:: EXERCISE REQUIREMENTS ::
Repeat the material word for word, starting at its first line and stopping after the line that contains "size-medium-button[interactable]: M [184,27,206,44]".

(Region boundary data)
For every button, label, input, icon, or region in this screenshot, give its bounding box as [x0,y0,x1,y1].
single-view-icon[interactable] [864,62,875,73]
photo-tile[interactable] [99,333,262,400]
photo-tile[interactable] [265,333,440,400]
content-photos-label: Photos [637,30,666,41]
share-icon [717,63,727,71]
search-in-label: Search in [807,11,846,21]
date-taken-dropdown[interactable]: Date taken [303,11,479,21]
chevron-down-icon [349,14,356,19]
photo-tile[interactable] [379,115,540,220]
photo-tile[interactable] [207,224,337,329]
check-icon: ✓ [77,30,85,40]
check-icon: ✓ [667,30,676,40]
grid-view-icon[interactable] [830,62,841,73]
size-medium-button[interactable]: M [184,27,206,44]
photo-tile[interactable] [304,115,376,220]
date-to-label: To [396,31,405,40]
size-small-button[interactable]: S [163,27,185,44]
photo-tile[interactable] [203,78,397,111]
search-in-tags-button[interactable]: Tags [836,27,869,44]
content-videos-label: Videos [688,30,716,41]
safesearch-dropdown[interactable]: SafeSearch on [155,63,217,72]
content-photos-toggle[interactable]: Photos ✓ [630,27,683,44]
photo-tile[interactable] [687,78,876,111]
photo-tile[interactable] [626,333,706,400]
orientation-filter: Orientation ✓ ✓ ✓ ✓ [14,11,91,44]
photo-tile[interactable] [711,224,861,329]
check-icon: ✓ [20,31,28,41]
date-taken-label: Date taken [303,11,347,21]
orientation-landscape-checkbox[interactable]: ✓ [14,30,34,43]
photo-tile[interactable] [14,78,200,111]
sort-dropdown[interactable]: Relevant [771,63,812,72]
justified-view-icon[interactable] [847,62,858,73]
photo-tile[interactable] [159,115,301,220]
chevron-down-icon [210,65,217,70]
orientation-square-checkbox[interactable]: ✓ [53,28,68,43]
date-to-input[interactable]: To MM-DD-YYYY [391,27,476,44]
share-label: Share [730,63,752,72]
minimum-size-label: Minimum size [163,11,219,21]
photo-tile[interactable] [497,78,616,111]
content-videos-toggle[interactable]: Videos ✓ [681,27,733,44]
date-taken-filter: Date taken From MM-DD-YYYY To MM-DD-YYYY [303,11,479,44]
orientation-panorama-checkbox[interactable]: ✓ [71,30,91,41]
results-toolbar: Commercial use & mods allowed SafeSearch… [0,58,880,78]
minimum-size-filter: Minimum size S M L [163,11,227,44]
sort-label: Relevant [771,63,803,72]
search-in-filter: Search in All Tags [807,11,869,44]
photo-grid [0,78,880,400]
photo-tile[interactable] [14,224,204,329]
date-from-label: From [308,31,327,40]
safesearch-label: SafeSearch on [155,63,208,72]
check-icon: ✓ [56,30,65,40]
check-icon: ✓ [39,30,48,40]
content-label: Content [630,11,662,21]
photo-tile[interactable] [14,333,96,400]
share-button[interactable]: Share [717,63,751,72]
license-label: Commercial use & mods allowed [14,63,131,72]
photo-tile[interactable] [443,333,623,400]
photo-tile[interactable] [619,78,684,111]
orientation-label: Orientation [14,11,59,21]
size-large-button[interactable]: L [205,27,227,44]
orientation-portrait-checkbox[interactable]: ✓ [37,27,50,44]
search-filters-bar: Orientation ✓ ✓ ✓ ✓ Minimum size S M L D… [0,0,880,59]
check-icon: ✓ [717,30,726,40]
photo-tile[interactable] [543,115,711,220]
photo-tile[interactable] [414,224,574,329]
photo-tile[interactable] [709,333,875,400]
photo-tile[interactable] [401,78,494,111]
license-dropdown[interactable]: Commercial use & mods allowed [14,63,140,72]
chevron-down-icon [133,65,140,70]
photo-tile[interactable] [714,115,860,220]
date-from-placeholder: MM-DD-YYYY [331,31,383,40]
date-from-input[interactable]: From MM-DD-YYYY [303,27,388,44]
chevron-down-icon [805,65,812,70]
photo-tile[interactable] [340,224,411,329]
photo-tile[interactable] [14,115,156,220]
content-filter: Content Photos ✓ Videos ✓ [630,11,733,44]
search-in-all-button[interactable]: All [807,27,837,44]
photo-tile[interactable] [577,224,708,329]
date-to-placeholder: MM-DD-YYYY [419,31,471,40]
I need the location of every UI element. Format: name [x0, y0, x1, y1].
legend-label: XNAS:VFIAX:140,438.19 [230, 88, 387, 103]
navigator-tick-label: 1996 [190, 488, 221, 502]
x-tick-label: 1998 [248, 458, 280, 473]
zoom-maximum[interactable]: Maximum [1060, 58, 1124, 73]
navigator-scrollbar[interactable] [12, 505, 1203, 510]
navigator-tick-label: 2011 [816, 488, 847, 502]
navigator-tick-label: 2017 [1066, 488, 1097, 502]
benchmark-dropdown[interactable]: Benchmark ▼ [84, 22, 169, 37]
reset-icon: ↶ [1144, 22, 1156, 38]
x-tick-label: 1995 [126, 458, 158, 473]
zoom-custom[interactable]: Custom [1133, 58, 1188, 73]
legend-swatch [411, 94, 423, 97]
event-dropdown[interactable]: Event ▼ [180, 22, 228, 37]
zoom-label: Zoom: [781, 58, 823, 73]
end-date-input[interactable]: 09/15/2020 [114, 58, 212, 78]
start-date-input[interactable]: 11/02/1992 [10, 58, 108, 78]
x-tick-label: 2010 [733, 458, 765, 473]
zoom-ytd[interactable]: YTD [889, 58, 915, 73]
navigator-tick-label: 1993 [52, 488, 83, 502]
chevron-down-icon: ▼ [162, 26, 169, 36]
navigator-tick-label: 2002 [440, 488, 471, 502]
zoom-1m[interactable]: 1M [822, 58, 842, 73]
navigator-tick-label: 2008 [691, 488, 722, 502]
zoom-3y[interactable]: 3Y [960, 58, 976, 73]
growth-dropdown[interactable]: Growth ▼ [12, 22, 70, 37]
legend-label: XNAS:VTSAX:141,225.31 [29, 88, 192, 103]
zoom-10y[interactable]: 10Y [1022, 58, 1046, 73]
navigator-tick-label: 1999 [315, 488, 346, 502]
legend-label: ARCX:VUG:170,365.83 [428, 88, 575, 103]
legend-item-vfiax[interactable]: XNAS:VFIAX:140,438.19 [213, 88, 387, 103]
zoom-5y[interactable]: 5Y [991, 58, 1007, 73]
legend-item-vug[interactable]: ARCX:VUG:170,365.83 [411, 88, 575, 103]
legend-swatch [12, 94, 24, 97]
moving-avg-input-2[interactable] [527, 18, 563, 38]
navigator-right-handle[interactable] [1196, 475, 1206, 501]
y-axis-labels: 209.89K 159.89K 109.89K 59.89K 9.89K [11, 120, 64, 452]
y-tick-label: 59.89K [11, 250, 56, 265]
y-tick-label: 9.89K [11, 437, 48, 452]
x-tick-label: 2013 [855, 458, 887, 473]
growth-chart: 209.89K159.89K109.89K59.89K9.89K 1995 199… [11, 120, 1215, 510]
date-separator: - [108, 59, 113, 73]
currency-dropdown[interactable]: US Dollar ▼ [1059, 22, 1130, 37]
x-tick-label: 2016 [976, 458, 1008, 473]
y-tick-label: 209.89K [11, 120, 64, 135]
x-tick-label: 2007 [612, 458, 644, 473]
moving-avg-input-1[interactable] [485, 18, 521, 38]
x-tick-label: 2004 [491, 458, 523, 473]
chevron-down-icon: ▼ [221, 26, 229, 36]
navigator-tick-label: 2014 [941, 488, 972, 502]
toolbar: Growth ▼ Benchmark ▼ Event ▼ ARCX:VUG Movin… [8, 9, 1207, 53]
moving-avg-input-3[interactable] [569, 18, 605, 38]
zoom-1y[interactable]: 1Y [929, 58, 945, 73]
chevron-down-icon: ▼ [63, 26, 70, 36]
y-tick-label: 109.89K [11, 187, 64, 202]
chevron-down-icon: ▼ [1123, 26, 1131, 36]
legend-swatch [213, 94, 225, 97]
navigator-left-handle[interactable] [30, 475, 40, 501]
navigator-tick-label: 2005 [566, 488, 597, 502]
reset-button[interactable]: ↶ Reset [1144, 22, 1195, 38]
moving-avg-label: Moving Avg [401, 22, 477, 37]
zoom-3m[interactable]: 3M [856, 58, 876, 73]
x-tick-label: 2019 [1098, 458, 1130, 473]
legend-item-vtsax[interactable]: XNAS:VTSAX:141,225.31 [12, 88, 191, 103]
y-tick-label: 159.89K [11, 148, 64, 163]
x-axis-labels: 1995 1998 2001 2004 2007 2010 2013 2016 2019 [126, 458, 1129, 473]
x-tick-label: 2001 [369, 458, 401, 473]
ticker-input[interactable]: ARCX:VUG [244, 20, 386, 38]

:: EXPECTED ANSWER ::
For every button, label, input, icon, or region in this screenshot, give its bounding box as [x0,y0,x1,y1].
single-view-icon[interactable] [864,62,875,73]
photo-tile[interactable] [99,333,262,400]
photo-tile[interactable] [265,333,440,400]
content-photos-label: Photos [637,30,666,41]
share-icon [717,63,727,71]
search-in-label: Search in [807,11,846,21]
date-taken-dropdown[interactable]: Date taken [303,11,479,21]
chevron-down-icon [349,14,356,19]
photo-tile[interactable] [379,115,540,220]
photo-tile[interactable] [207,224,337,329]
check-icon: ✓ [77,30,85,40]
check-icon: ✓ [667,30,676,40]
grid-view-icon[interactable] [830,62,841,73]
size-medium-button[interactable]: M [184,27,206,44]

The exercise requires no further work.